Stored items
++++++++++

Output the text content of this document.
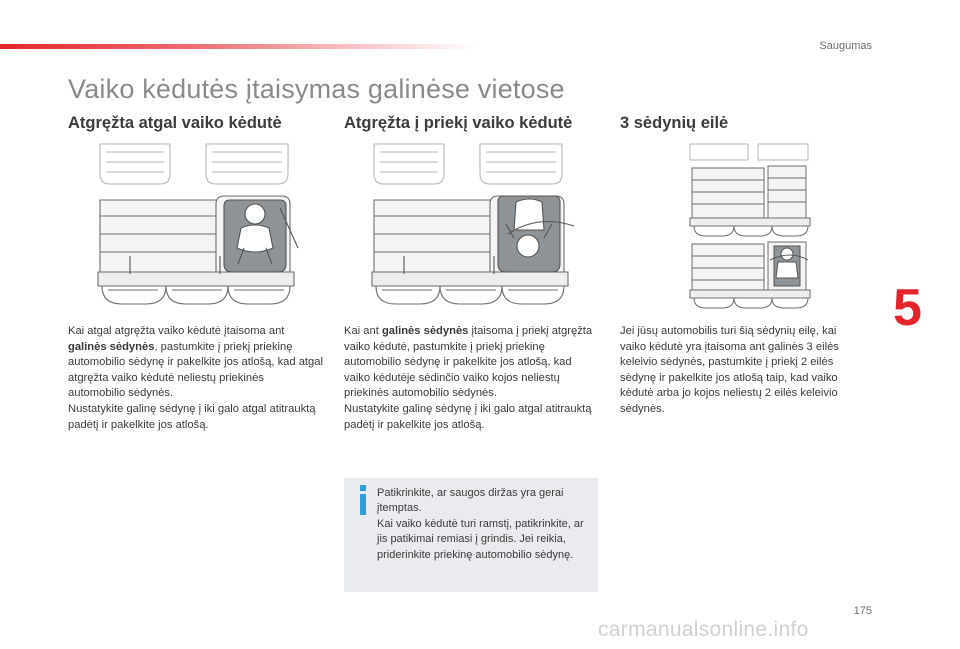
Saugumas
Vaiko kėdutės įtaisymas galinėse vietose
Atgręžta atgal vaiko kėdutė	Atgręžta į priekį vaiko kėdutė	3 sėdynių eilė

Kai atgal atgręžta vaiko kėdutė įtaisoma ant galinės sėdynės, pastumkite į priekį priekinę automobilio sėdynę ir pakelkite jos atlošą, kad atgal atgręžta vaiko kėdutė neliestų priekinės automobilio sėdynės.

Nustatykite galinę sėdynę į iki galo atgal atitrauktą padėtį ir pakelkite jos atlošą.

Kai ant galinės sėdynės įtaisoma į priekį atgręžta vaiko kėdutė, pastumkite į priekį priekinę automobilio sėdynę ir pakelkite jos atlošą, kad vaiko kėdutėje sėdinčio vaiko kojos neliestų priekinės automobilio sėdynės.

Nustatykite galinę sėdynę į iki galo atgal atitrauktą padėtį ir pakelkite jos atlošą.

Jei jūsų automobilis turi šią sėdynių eilę, kai vaiko kėdutė yra įtaisoma ant galinės 3 eilės keleivio sėdynės, pastumkite į priekį 2 eilės sėdynę ir pakelkite jos atlošą taip, kad vaiko kėdutė arba jo kojos neliestų 2 eilės keleivio sėdynės.

Patikrinkite, ar saugos diržas yra gerai įtemptas.

Kai vaiko kėdutė turi ramstį, patikrinkite, ar jis patikimai remiasi į grindis. Jei reikia, priderinkite priekinę automobilio sėdynę.

5
175
carmanualsonline.info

++++++++++

TASK TO CARRY OUT> Leave the pictures out and write out every entry exactly as given.

COMPLETE ANSWER>
Output the text content of this document.
Saugumas
Vaiko kėdutės įtaisymas galinėse vietose
Atgręžta atgal vaiko kėdutė	Atgręžta į priekį vaiko kėdutė	3 sėdynių eilė

Kai atgal atgręžta vaiko kėdutė įtaisoma ant galinės sėdynės, pastumkite į priekį priekinę automobilio sėdynę ir pakelkite jos atlošą, kad atgal atgręžta vaiko kėdutė neliestų priekinės automobilio sėdynės.

Nustatykite galinę sėdynę į iki galo atgal atitrauktą padėtį ir pakelkite jos atlošą.

Kai ant galinės sėdynės įtaisoma į priekį atgręžta vaiko kėdutė, pastumkite į priekį priekinę automobilio sėdynę ir pakelkite jos atlošą, kad vaiko kėdutėje sėdinčio vaiko kojos neliestų priekinės automobilio sėdynės.

Nustatykite galinę sėdynę į iki galo atgal atitrauktą padėtį ir pakelkite jos atlošą.

Jei jūsų automobilis turi šią sėdynių eilę, kai vaiko kėdutė yra įtaisoma ant galinės 3 eilės keleivio sėdynės, pastumkite į priekį 2 eilės sėdynę ir pakelkite jos atlošą taip, kad vaiko kėdutė arba jo kojos neliestų 2 eilės keleivio sėdynės.

Patikrinkite, ar saugos diržas yra gerai įtemptas.

Kai vaiko kėdutė turi ramstį, patikrinkite, ar jis patikimai remiasi į grindis. Jei reikia, priderinkite priekinę automobilio sėdynę.

5
175
carmanualsonline.info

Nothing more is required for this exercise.